:: Set problem ::
Which lines of the records contain "dost"? Collect every one of them.

# Supplied material start

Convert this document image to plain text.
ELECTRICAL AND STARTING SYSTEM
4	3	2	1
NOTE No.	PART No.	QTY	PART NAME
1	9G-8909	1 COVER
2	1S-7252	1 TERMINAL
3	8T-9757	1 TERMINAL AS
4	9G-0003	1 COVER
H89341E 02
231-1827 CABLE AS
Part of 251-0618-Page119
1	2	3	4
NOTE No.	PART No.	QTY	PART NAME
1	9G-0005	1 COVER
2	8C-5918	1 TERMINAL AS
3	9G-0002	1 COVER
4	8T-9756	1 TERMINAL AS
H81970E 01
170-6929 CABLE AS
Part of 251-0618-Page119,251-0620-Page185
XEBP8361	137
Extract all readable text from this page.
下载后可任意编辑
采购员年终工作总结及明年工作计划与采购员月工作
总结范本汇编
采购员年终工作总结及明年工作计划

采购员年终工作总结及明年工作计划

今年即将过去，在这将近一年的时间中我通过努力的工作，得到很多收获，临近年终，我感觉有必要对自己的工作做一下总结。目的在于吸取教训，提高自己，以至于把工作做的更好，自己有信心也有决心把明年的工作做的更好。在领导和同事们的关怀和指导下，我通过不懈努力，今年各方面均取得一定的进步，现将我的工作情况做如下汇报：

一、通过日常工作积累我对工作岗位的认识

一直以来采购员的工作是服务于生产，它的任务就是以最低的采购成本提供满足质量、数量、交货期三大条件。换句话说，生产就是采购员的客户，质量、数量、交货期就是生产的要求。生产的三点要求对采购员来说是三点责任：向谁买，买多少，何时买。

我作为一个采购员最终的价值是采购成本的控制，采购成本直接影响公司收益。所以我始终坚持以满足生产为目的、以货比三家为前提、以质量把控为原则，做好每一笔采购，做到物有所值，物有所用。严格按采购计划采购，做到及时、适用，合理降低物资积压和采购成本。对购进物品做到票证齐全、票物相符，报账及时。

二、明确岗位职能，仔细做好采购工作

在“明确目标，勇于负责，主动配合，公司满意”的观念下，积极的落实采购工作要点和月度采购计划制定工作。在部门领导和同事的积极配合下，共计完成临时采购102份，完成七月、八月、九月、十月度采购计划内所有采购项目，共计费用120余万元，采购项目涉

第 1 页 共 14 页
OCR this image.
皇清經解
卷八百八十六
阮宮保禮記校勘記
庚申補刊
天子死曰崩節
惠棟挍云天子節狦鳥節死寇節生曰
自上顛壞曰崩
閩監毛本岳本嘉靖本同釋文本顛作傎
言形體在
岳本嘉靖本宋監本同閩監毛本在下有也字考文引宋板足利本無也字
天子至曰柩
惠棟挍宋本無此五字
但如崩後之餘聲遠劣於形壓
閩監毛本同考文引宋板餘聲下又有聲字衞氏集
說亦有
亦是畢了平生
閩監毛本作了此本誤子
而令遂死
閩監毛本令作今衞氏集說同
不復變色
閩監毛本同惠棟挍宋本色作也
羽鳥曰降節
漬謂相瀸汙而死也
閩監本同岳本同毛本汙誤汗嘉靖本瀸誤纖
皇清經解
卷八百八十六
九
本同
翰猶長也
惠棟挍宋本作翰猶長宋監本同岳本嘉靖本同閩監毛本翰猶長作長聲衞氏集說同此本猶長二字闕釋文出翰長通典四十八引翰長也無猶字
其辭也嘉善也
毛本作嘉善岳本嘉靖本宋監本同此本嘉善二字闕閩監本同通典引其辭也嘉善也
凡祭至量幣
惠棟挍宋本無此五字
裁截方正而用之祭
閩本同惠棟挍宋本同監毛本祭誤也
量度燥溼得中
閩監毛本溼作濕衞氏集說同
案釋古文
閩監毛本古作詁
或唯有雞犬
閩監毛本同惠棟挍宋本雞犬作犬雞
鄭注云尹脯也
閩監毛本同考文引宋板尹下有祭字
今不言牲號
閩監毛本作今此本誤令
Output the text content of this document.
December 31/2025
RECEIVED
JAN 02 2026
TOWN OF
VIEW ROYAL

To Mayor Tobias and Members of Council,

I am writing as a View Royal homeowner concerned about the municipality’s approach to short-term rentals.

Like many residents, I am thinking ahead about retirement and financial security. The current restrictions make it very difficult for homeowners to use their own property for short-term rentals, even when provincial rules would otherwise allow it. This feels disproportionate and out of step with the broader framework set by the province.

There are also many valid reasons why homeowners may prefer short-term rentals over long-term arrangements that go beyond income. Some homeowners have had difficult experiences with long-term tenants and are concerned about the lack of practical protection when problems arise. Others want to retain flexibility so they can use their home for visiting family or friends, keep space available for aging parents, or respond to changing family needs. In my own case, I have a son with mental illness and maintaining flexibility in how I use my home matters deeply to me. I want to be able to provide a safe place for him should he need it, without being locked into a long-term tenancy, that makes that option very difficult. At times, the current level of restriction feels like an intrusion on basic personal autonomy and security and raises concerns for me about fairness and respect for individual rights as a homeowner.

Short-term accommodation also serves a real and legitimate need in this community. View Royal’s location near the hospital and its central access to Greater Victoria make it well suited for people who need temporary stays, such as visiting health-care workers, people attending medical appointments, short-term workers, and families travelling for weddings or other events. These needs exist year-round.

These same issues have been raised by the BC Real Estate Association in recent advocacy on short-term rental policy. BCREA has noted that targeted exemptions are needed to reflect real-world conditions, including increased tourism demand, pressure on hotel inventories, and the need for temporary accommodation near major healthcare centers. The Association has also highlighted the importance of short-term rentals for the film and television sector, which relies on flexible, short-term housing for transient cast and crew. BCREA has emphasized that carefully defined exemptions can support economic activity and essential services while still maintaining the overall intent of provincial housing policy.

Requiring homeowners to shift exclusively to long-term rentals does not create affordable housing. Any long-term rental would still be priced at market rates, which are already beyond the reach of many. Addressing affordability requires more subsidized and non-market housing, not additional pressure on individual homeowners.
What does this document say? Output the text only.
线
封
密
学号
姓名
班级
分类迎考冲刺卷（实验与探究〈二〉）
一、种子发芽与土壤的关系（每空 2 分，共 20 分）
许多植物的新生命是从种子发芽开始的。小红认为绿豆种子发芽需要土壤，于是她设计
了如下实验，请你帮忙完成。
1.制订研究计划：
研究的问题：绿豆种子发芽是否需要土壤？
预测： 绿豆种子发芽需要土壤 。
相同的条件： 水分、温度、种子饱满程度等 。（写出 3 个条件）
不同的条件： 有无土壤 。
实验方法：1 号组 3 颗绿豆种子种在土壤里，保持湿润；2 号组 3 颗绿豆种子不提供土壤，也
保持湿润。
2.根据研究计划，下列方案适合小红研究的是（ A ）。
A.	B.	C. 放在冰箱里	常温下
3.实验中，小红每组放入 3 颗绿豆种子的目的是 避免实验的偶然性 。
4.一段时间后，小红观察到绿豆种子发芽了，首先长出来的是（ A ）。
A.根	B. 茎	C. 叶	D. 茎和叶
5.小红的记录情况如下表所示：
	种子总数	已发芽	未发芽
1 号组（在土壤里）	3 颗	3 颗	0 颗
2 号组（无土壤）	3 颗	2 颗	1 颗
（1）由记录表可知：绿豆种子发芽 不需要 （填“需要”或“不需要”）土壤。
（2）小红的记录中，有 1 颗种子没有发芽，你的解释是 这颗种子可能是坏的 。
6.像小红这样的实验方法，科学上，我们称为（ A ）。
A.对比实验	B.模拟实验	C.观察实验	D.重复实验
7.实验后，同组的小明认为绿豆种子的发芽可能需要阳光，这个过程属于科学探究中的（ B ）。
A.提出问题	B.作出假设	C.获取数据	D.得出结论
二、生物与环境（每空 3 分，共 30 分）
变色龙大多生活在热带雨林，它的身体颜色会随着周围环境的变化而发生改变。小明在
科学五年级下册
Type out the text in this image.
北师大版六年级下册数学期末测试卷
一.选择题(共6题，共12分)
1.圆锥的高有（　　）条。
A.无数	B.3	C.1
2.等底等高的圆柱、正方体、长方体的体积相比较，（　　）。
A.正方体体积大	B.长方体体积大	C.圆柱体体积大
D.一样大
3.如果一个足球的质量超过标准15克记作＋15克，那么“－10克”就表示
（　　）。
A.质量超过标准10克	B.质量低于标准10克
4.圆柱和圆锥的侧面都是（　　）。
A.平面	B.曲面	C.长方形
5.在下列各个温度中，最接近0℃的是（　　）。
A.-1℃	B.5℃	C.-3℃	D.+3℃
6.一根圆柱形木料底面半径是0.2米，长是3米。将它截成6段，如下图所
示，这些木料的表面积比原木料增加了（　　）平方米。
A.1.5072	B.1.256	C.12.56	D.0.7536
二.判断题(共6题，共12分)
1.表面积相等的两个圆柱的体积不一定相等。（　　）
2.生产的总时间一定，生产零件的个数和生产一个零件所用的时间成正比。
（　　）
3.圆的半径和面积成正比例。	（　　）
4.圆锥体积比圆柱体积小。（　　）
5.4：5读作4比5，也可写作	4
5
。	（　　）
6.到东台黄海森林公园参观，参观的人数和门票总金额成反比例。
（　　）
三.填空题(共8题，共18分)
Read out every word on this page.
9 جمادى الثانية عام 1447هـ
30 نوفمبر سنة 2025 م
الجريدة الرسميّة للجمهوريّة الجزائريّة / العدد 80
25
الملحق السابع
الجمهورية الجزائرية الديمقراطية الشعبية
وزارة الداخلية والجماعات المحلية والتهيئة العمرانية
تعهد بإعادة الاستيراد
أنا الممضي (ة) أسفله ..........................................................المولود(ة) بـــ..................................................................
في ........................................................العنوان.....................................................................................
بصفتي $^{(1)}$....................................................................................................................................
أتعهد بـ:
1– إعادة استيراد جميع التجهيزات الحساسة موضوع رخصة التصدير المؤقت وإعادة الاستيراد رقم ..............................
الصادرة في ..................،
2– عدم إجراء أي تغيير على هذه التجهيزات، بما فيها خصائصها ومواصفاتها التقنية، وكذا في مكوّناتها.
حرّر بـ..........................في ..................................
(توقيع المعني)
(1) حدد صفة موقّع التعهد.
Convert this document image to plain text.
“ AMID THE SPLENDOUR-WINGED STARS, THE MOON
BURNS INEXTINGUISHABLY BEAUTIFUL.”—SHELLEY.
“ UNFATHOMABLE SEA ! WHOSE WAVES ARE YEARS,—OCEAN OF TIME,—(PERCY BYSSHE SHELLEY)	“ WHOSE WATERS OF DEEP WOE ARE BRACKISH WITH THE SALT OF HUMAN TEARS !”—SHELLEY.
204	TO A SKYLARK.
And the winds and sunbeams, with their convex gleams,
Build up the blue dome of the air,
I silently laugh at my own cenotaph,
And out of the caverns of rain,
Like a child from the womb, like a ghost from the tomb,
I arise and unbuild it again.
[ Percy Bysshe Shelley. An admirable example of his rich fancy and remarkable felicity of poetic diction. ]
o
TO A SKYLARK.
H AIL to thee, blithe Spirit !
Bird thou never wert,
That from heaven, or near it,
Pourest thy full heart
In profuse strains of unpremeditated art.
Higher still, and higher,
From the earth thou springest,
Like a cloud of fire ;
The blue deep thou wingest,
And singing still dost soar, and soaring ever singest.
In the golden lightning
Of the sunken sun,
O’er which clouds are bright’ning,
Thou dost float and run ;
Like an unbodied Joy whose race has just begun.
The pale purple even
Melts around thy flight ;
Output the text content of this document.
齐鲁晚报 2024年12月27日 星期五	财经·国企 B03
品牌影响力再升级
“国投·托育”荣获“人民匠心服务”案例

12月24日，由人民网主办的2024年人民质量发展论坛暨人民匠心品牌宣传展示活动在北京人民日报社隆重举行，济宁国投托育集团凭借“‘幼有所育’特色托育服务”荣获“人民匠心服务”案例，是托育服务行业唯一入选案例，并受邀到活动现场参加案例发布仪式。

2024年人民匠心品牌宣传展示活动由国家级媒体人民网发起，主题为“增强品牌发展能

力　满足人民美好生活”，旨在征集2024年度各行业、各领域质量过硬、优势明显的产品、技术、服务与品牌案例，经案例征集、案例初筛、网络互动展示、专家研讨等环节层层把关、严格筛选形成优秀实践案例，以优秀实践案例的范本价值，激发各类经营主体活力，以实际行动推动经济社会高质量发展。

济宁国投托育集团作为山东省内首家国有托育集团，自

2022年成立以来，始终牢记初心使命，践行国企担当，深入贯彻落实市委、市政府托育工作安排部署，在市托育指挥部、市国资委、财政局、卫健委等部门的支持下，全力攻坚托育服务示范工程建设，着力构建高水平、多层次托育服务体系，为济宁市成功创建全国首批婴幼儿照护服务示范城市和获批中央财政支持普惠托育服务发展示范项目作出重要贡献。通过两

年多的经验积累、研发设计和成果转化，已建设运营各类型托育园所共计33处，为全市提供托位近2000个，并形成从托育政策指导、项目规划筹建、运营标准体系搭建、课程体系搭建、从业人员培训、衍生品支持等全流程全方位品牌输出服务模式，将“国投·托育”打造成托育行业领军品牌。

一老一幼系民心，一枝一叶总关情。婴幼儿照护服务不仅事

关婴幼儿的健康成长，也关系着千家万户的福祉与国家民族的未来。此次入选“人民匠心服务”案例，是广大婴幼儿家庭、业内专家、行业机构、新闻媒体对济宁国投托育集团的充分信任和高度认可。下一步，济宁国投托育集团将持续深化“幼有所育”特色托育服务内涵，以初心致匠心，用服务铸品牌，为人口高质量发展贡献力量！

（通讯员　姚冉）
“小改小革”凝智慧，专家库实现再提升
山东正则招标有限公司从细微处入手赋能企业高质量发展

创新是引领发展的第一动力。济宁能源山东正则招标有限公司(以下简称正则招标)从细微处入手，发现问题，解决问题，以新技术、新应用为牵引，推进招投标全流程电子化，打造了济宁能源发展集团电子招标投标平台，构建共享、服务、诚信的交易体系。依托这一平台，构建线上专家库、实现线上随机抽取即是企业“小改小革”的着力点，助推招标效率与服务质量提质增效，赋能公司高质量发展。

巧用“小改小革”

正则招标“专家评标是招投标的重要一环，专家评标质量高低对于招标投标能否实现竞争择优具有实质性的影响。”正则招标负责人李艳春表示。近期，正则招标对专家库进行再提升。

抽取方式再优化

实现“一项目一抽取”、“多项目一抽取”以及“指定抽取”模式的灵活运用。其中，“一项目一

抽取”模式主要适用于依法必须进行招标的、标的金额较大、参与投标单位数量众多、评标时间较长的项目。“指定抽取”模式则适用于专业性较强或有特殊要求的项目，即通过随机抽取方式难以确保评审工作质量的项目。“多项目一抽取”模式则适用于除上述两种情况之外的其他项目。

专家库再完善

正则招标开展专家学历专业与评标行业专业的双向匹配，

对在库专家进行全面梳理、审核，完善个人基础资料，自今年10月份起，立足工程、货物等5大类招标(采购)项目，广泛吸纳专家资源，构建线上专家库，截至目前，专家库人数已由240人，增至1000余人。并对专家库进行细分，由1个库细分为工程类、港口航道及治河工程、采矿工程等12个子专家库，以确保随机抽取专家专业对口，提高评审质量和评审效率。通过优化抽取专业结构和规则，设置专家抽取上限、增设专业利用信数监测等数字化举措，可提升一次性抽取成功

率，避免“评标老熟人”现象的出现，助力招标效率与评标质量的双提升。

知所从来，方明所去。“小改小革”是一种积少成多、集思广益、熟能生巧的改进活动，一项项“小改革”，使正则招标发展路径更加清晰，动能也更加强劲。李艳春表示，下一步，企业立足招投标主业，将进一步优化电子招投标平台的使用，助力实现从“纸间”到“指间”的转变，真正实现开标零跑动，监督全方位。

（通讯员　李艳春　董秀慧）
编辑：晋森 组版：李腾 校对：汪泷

# Supplied material end

:: Output of the exercise ::
And singing still dost soar, and soaring ever singest.
Thou dost float and run ;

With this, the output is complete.